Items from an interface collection
::::::::::

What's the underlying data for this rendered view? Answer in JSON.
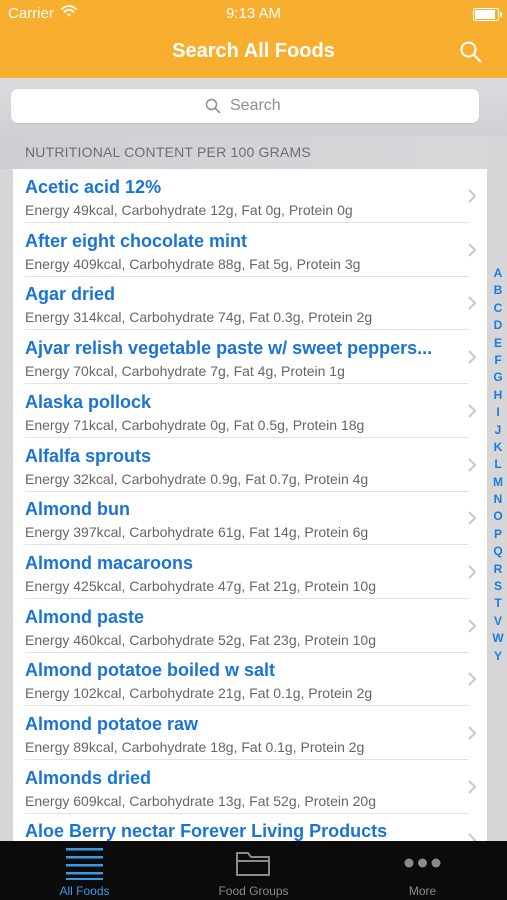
{
  "status": {
    "carrier": "Carrier",
    "time": "9:13 AM"
  },
  "nav": {
    "title": "Search All Foods"
  },
  "search": {
    "placeholder": "Search"
  },
  "section_header": "NUTRITIONAL CONTENT PER 100 GRAMS",
  "foods": [
    {
      "name": "Acetic acid 12%",
      "desc": "Energy 49kcal, Carbohydrate 12g, Fat 0g, Protein 0g"
    },
    {
      "name": "After eight chocolate mint",
      "desc": "Energy 409kcal, Carbohydrate 88g, Fat 5g, Protein 3g"
    },
    {
      "name": "Agar dried",
      "desc": "Energy 314kcal, Carbohydrate 74g, Fat 0.3g, Protein 2g"
    },
    {
      "name": "Ajvar relish vegetable paste w/ sweet peppers...",
      "desc": "Energy 70kcal, Carbohydrate 7g, Fat 4g, Protein 1g"
    },
    {
      "name": "Alaska pollock",
      "desc": "Energy 71kcal, Carbohydrate 0g, Fat 0.5g, Protein 18g"
    },
    {
      "name": "Alfalfa sprouts",
      "desc": "Energy 32kcal, Carbohydrate 0.9g, Fat 0.7g, Protein 4g"
    },
    {
      "name": "Almond bun",
      "desc": "Energy 397kcal, Carbohydrate 61g, Fat 14g, Protein 6g"
    },
    {
      "name": "Almond macaroons",
      "desc": "Energy 425kcal, Carbohydrate 47g, Fat 21g, Protein 10g"
    },
    {
      "name": "Almond paste",
      "desc": "Energy 460kcal, Carbohydrate 52g, Fat 23g, Protein 10g"
    },
    {
      "name": "Almond potatoe boiled w salt",
      "desc": "Energy 102kcal, Carbohydrate 21g, Fat 0.1g, Protein 2g"
    },
    {
      "name": "Almond potatoe raw",
      "desc": "Energy 89kcal, Carbohydrate 18g, Fat 0.1g, Protein 2g"
    },
    {
      "name": "Almonds dried",
      "desc": "Energy 609kcal, Carbohydrate 13g, Fat 52g, Protein 20g"
    },
    {
      "name": "Aloe Berry nectar Forever Living Products",
      "desc": ""
    }
  ],
  "index_letters": [
    "A",
    "B",
    "C",
    "D",
    "E",
    "F",
    "G",
    "H",
    "I",
    "J",
    "K",
    "L",
    "M",
    "N",
    "O",
    "P",
    "Q",
    "R",
    "S",
    "T",
    "V",
    "W",
    "Y"
  ],
  "tabs": [
    {
      "label": "All Foods",
      "icon": "list-icon",
      "active": true
    },
    {
      "label": "Food Groups",
      "icon": "folder-icon",
      "active": false
    },
    {
      "label": "More",
      "icon": "more-icon",
      "active": false
    }
  ],
  "colors": {
    "accent": "#f8ae2f",
    "link": "#1a74d7",
    "tab_active": "#3a9ae8"
  }
}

::::::::::

Directions for this task
An unchanged copy of the data, images excluded, is all that should be given.

Solution to this task
What's the underlying data for this rendered view? Answer in JSON.
{
  "status": {
    "carrier": "Carrier",
    "time": "9:13 AM"
  },
  "nav": {
    "title": "Search All Foods"
  },
  "search": {
    "placeholder": "Search"
  },
  "section_header": "NUTRITIONAL CONTENT PER 100 GRAMS",
  "foods": [
    {
      "name": "Acetic acid 12%",
      "desc": "Energy 49kcal, Carbohydrate 12g, Fat 0g, Protein 0g"
    },
    {
      "name": "After eight chocolate mint",
      "desc": "Energy 409kcal, Carbohydrate 88g, Fat 5g, Protein 3g"
    },
    {
      "name": "Agar dried",
      "desc": "Energy 314kcal, Carbohydrate 74g, Fat 0.3g, Protein 2g"
    },
    {
      "name": "Ajvar relish vegetable paste w/ sweet peppers...",
      "desc": "Energy 70kcal, Carbohydrate 7g, Fat 4g, Protein 1g"
    },
    {
      "name": "Alaska pollock",
      "desc": "Energy 71kcal, Carbohydrate 0g, Fat 0.5g, Protein 18g"
    },
    {
      "name": "Alfalfa sprouts",
      "desc": "Energy 32kcal, Carbohydrate 0.9g, Fat 0.7g, Protein 4g"
    },
    {
      "name": "Almond bun",
      "desc": "Energy 397kcal, Carbohydrate 61g, Fat 14g, Protein 6g"
    },
    {
      "name": "Almond macaroons",
      "desc": "Energy 425kcal, Carbohydrate 47g, Fat 21g, Protein 10g"
    },
    {
      "name": "Almond paste",
      "desc": "Energy 460kcal, Carbohydrate 52g, Fat 23g, Protein 10g"
    },
    {
      "name": "Almond potatoe boiled w salt",
      "desc": "Energy 102kcal, Carbohydrate 21g, Fat 0.1g, Protein 2g"
    },
    {
      "name": "Almond potatoe raw",
      "desc": "Energy 89kcal, Carbohydrate 18g, Fat 0.1g, Protein 2g"
    },
    {
      "name": "Almonds dried",
      "desc": "Energy 609kcal, Carbohydrate 13g, Fat 52g, Protein 20g"
    },
    {
      "name": "Aloe Berry nectar Forever Living Products",
      "desc": ""
    }
  ],
  "index_letters": [
    "A",
    "B",
    "C",
    "D",
    "E",
    "F",
    "G",
    "H",
    "I",
    "J",
    "K",
    "L",
    "M",
    "N",
    "O",
    "P",
    "Q",
    "R",
    "S",
    "T",
    "V",
    "W",
    "Y"
  ],
  "tabs": [
    {
      "label": "All Foods",
      "icon": "list-icon",
      "active": true
    },
    {
      "label": "Food Groups",
      "icon": "folder-icon",
      "active": false
    },
    {
      "label": "More",
      "icon": "more-icon",
      "active": false
    }
  ],
  "colors": {
    "accent": "#f8ae2f",
    "link": "#1a74d7",
    "tab_active": "#3a9ae8"
  }
}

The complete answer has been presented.